[Stored data entries]

──────────

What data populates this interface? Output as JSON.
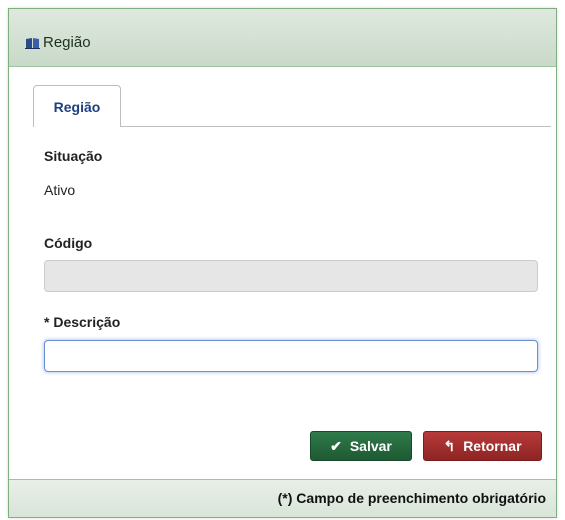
{
  "window": {
    "title": "Região",
    "icon": "book-icon"
  },
  "tabs": [
    {
      "label": "Região",
      "active": true
    }
  ],
  "form": {
    "situacao_label": "Situação",
    "situacao_value": "Ativo",
    "codigo_label": "Código",
    "codigo_value": "",
    "descricao_label": "* Descrição",
    "descricao_value": ""
  },
  "buttons": {
    "save_label": "Salvar",
    "save_icon": "check-icon",
    "return_label": "Retornar",
    "return_icon": "return-arrow-icon"
  },
  "footer": {
    "note": "(*) Campo de preenchimento obrigatório"
  },
  "colors": {
    "save": "#1e5a32",
    "return": "#8e2424",
    "tab_text": "#1f3f7f",
    "frame_border": "#7fae7f"
  }
}
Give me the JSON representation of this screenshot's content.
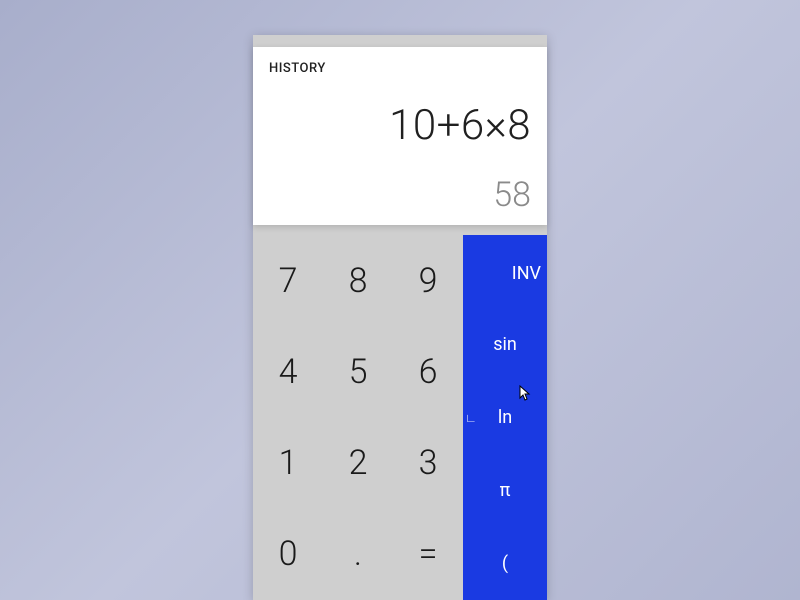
{
  "display": {
    "history_label": "HISTORY",
    "expression": "10+6×8",
    "result": "58"
  },
  "numpad": {
    "r0": [
      "7",
      "8",
      "9"
    ],
    "r1": [
      "4",
      "5",
      "6"
    ],
    "r2": [
      "1",
      "2",
      "3"
    ],
    "r3": [
      "0",
      ".",
      "="
    ]
  },
  "sci": {
    "inv": "INV",
    "sin": "sin",
    "ln": "ln",
    "pi": "π",
    "paren": "("
  }
}
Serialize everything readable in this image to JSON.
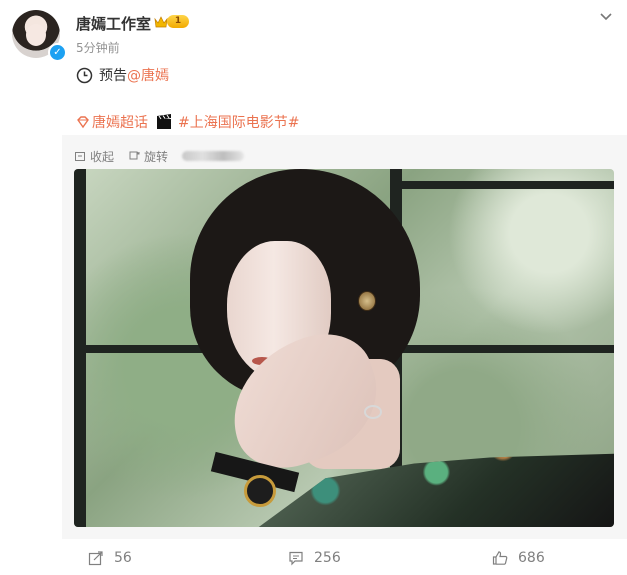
{
  "post": {
    "username": "唐嫣工作室",
    "level": "1",
    "timestamp": "5分钟前",
    "notice_prefix": "预告",
    "mention": "@唐嫣"
  },
  "tags": {
    "supertopic": "唐嫣超话",
    "hashtag": "#上海国际电影节#"
  },
  "repost": {
    "collapse_label": "收起",
    "rotate_label": "旋转"
  },
  "stats": {
    "reposts": "56",
    "comments": "256",
    "likes": "686"
  },
  "colors": {
    "accent": "#eb7350",
    "muted": "#808080",
    "panel": "#f6f6f6"
  },
  "icons": {
    "header_menu": "chevron-down-icon",
    "notice": "clock-icon",
    "tag": "diamond-icon",
    "media_tag": "clapper-icon",
    "repost": "share-icon",
    "comment": "comment-icon",
    "like": "thumb-icon"
  }
}
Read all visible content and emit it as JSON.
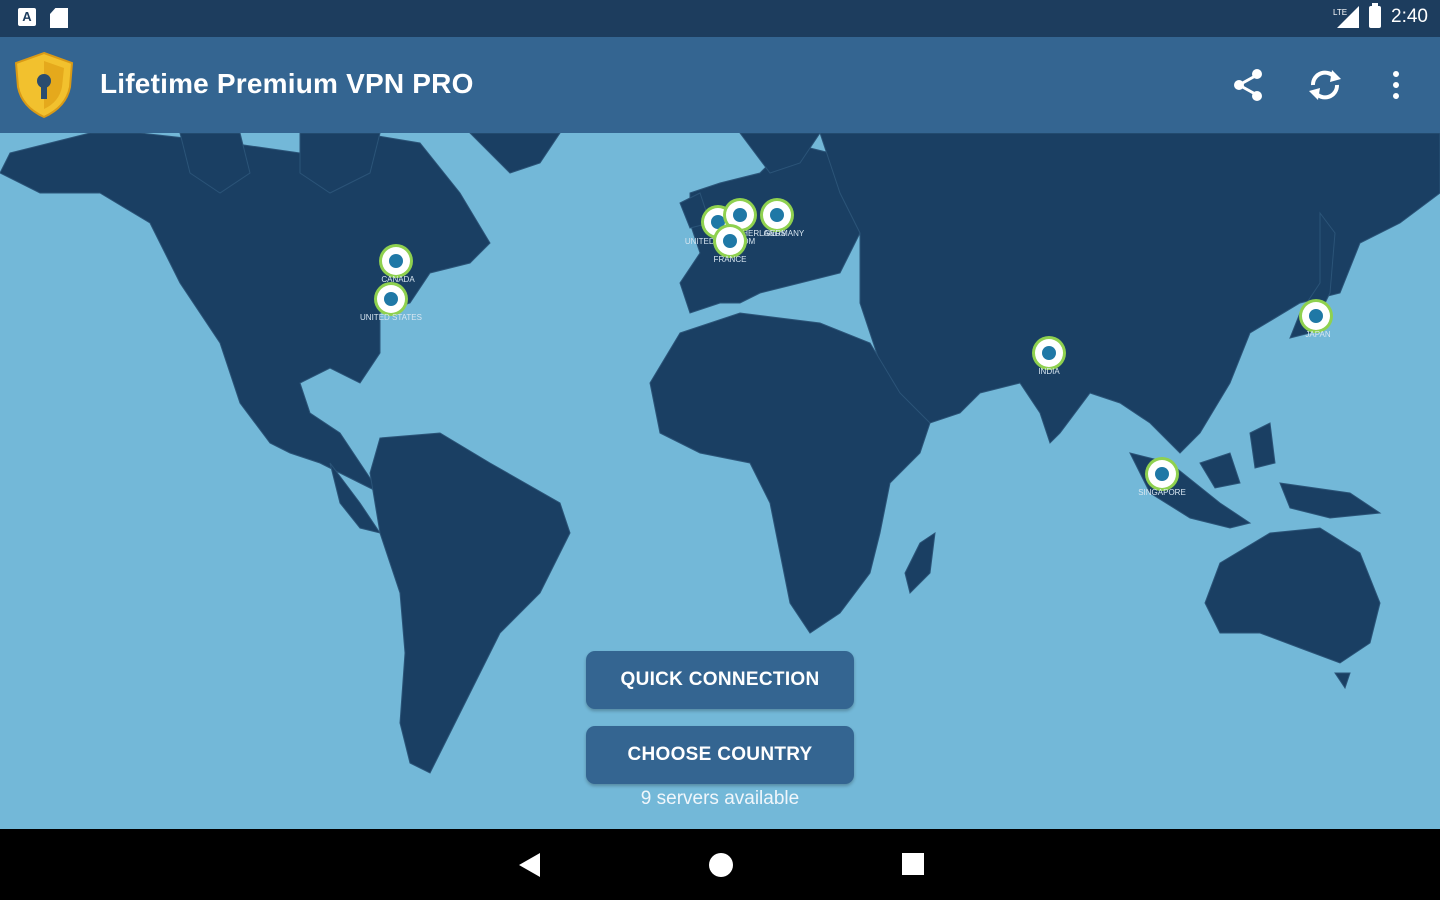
{
  "status_bar": {
    "time": "2:40",
    "left_icons": [
      "a-notification-icon",
      "sd-card-icon"
    ],
    "right_icons": [
      "lte-signal-icon",
      "battery-icon"
    ],
    "lte_label": "LTE"
  },
  "app_bar": {
    "title": "Lifetime Premium VPN PRO",
    "icons": [
      "shield-keyhole-logo-icon",
      "share-icon",
      "refresh-icon",
      "overflow-menu-icon"
    ],
    "bg_color": "#346591",
    "logo_color": "#f2c12e"
  },
  "map": {
    "ocean_color": "#73b8d8",
    "land_color": "#1a3f63",
    "pin_ring_color": "#8fd14f",
    "servers": [
      {
        "label": "CANADA"
      },
      {
        "label": "UNITED STATES"
      },
      {
        "label": "UNITED KINGDOM"
      },
      {
        "label": "NETHERLANDS"
      },
      {
        "label": "FRANCE"
      },
      {
        "label": "GERMANY"
      },
      {
        "label": "INDIA"
      },
      {
        "label": "SINGAPORE"
      },
      {
        "label": "JAPAN"
      }
    ]
  },
  "actions": {
    "quick_connection": "QUICK CONNECTION",
    "choose_country": "CHOOSE COUNTRY",
    "servers_available": "9 servers available"
  },
  "nav_bar": {
    "icons": [
      "back-icon",
      "home-icon",
      "recents-icon"
    ]
  }
}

──────────

Word for word, quote the lines above. Omit the pictures.

SOLUTION TO THIS EXERCISE:
What data populates this interface? Output as JSON.
{
  "window": {
    "title": "Região",
    "icon": "book-icon"
  },
  "tabs": [
    {
      "label": "Região",
      "active": true
    }
  ],
  "form": {
    "situacao_label": "Situação",
    "situacao_value": "Ativo",
    "codigo_label": "Código",
    "codigo_value": "",
    "descricao_label": "* Descrição",
    "descricao_value": ""
  },
  "buttons": {
    "save_label": "Salvar",
    "save_icon": "check-icon",
    "return_label": "Retornar",
    "return_icon": "return-arrow-icon"
  },
  "footer": {
    "note": "(*) Campo de preenchimento obrigatório"
  },
  "colors": {
    "save": "#1e5a32",
    "return": "#8e2424",
    "tab_text": "#1f3f7f",
    "frame_border": "#7fae7f"
  }
}
Give me the JSON representation of this screenshot's content.
{
  "display": {
    "history_label": "HISTORY",
    "expression": "10+6×8",
    "result": "58"
  },
  "numpad": {
    "r0": [
      "7",
      "8",
      "9"
    ],
    "r1": [
      "4",
      "5",
      "6"
    ],
    "r2": [
      "1",
      "2",
      "3"
    ],
    "r3": [
      "0",
      ".",
      "="
    ]
  },
  "sci": {
    "inv": "INV",
    "sin": "sin",
    "ln": "ln",
    "pi": "π",
    "paren": "("
  }
}
Serialize everything readable in this image to JSON.
{
  "post": {
    "username": "唐嫣工作室",
    "level": "1",
    "timestamp": "5分钟前",
    "notice_prefix": "预告",
    "mention": "@唐嫣"
  },
  "tags": {
    "supertopic": "唐嫣超话",
    "hashtag": "#上海国际电影节#"
  },
  "repost": {
    "collapse_label": "收起",
    "rotate_label": "旋转"
  },
  "stats": {
    "reposts": "56",
    "comments": "256",
    "likes": "686"
  },
  "colors": {
    "accent": "#eb7350",
    "muted": "#808080",
    "panel": "#f6f6f6"
  },
  "icons": {
    "header_menu": "chevron-down-icon",
    "notice": "clock-icon",
    "tag": "diamond-icon",
    "media_tag": "clapper-icon",
    "repost": "share-icon",
    "comment": "comment-icon",
    "like": "thumb-icon"
  }
}
Read all visible content and emit it as JSON.
{
  "status_bar": {
    "time": "2:40",
    "left_icons": [
      "a-notification-icon",
      "sd-card-icon"
    ],
    "right_icons": [
      "lte-signal-icon",
      "battery-icon"
    ],
    "lte_label": "LTE"
  },
  "app_bar": {
    "title": "Lifetime Premium VPN PRO",
    "icons": [
      "shield-keyhole-logo-icon",
      "share-icon",
      "refresh-icon",
      "overflow-menu-icon"
    ],
    "bg_color": "#346591",
    "logo_color": "#f2c12e"
  },
  "map": {
    "ocean_color": "#73b8d8",
    "land_color": "#1a3f63",
    "pin_ring_color": "#8fd14f",
    "servers": [
      {
        "label": "CANADA"
      },
      {
        "label": "UNITED STATES"
      },
      {
        "label": "UNITED KINGDOM"
      },
      {
        "label": "NETHERLANDS"
      },
      {
        "label": "FRANCE"
      },
      {
        "label": "GERMANY"
      },
      {
        "label": "INDIA"
      },
      {
        "label": "SINGAPORE"
      },
      {
        "label": "JAPAN"
      }
    ]
  },
  "actions": {
    "quick_connection": "QUICK CONNECTION",
    "choose_country": "CHOOSE COUNTRY",
    "servers_available": "9 servers available"
  },
  "nav_bar": {
    "icons": [
      "back-icon",
      "home-icon",
      "recents-icon"
    ]
  }
}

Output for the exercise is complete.